### PROBLEM REQUIREMENTS
Of all the lines in the material, how many contain the word "бухгалтерка"? State the number alone.

### THE DATA
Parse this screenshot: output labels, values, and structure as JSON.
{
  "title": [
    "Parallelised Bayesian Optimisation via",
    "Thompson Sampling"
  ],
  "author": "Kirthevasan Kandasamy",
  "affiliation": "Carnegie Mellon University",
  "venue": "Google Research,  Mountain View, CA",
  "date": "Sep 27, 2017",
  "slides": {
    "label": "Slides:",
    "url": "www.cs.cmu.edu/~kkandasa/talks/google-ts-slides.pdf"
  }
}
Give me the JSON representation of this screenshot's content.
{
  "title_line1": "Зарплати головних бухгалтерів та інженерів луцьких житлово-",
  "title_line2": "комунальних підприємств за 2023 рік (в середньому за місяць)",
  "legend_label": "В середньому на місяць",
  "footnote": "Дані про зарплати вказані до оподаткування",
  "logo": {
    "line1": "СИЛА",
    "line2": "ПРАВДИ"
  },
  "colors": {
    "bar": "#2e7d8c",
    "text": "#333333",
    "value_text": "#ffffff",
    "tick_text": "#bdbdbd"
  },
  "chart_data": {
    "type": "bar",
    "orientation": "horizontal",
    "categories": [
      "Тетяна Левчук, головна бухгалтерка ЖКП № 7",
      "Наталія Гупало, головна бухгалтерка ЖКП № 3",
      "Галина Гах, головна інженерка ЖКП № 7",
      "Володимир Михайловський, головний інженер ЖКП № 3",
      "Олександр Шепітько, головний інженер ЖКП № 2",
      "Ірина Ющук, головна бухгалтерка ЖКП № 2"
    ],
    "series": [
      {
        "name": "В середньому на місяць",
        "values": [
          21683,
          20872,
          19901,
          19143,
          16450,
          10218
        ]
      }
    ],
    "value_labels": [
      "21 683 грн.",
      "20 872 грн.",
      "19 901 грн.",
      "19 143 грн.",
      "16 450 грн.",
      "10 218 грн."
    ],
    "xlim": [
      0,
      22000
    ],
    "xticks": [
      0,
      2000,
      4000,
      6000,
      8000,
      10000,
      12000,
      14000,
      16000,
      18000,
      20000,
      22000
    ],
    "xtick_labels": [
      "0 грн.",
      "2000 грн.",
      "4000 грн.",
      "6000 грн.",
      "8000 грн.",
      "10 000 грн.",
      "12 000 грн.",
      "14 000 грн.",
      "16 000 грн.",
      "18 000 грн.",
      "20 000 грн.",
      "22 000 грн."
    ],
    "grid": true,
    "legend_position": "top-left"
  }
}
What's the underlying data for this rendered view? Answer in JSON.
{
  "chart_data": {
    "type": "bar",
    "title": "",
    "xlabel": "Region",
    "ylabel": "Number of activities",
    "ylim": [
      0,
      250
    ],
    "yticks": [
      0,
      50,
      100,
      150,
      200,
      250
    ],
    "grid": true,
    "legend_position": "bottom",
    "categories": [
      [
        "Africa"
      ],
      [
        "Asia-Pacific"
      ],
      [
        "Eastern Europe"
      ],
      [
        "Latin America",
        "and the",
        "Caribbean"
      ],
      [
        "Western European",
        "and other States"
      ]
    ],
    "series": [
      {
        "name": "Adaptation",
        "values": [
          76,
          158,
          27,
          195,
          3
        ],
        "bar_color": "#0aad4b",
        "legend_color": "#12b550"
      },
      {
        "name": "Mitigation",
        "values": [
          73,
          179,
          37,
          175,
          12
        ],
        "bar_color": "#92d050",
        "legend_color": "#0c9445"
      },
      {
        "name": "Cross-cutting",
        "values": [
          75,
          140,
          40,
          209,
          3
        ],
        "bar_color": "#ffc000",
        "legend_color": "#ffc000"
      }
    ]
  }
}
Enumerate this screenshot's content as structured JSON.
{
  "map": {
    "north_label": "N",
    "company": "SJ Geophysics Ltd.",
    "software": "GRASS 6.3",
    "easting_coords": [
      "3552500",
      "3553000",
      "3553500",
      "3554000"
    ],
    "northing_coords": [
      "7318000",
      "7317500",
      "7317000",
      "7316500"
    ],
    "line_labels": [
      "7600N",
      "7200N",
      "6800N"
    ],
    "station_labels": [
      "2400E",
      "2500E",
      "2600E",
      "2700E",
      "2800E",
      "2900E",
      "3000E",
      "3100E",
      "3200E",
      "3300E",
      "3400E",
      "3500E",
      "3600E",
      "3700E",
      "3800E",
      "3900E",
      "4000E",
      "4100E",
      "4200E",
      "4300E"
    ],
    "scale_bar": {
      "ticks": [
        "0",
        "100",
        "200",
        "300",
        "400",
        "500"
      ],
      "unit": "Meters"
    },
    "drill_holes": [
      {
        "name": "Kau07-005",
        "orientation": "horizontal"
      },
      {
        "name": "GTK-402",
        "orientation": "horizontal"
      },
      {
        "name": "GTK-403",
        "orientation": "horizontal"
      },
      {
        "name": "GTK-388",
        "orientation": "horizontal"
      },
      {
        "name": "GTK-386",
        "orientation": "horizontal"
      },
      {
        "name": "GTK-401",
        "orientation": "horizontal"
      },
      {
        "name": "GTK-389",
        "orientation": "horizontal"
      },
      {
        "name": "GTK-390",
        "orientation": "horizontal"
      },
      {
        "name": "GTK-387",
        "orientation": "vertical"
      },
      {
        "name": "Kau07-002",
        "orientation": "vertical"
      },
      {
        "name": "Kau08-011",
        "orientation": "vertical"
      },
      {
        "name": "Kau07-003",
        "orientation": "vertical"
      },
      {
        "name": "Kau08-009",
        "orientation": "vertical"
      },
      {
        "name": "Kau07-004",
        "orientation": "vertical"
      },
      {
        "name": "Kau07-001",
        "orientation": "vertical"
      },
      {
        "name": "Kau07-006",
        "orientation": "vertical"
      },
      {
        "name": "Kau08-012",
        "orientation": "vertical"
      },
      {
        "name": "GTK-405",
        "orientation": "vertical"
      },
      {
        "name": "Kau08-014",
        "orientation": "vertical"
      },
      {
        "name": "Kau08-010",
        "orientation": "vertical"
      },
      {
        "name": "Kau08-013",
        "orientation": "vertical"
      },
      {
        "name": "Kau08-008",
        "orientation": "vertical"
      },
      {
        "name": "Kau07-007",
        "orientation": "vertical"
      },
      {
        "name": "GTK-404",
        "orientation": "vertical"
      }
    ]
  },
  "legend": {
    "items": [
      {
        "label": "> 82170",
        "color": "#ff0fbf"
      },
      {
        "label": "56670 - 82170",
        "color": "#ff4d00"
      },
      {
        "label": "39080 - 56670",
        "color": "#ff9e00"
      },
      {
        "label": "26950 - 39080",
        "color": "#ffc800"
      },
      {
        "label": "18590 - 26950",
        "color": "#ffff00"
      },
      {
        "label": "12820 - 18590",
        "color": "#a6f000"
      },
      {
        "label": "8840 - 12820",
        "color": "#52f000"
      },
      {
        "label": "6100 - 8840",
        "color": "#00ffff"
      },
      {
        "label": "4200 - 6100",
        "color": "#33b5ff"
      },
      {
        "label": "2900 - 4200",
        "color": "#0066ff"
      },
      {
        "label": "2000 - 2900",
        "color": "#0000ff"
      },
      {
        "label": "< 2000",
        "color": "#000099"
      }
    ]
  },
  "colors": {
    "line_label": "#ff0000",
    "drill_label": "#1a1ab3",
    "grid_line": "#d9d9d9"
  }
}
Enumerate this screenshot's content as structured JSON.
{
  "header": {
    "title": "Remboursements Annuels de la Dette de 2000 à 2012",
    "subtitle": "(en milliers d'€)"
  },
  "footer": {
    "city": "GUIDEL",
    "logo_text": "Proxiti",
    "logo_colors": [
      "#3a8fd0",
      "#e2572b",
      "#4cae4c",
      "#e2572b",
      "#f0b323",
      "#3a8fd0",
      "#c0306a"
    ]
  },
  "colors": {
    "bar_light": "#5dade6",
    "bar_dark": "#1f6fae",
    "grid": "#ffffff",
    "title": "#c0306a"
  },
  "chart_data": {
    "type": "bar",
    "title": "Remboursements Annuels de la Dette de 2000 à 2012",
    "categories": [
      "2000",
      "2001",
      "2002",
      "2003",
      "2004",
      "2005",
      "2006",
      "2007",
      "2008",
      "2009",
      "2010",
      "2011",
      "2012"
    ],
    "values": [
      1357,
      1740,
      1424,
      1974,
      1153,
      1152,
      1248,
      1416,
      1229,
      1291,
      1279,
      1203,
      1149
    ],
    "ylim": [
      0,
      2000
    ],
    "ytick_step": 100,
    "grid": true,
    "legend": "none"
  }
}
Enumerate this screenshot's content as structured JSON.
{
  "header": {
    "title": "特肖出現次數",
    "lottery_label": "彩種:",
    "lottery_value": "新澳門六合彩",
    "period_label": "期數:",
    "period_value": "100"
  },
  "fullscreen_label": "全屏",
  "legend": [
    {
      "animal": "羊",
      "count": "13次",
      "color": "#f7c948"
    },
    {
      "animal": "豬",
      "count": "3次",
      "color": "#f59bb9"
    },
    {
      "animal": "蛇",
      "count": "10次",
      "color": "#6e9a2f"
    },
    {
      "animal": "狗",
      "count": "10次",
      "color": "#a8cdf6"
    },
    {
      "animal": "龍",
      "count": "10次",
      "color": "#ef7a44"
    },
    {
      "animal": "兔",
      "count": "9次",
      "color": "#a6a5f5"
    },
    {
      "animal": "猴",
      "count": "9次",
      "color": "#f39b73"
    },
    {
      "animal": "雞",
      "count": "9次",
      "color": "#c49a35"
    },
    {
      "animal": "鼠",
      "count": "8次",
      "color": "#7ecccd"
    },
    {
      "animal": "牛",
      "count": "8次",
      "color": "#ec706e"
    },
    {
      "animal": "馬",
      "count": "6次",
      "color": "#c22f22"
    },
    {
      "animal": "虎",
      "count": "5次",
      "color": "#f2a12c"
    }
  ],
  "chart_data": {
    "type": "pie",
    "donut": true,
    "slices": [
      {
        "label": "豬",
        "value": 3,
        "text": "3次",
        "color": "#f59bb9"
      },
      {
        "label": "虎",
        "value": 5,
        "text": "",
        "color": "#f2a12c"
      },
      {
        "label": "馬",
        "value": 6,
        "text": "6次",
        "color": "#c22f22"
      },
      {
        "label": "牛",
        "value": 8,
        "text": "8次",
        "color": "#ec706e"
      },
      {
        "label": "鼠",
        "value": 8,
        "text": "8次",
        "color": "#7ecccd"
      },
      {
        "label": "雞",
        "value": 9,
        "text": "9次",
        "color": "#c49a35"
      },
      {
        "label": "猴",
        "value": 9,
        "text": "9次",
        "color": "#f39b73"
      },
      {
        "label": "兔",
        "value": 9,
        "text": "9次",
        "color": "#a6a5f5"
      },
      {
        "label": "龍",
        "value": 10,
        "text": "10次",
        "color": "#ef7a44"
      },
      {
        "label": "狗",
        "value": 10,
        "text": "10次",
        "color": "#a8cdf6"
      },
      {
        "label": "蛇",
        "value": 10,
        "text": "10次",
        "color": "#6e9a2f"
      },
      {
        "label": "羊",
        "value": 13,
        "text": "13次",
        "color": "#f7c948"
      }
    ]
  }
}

### FULL SOLUTION
3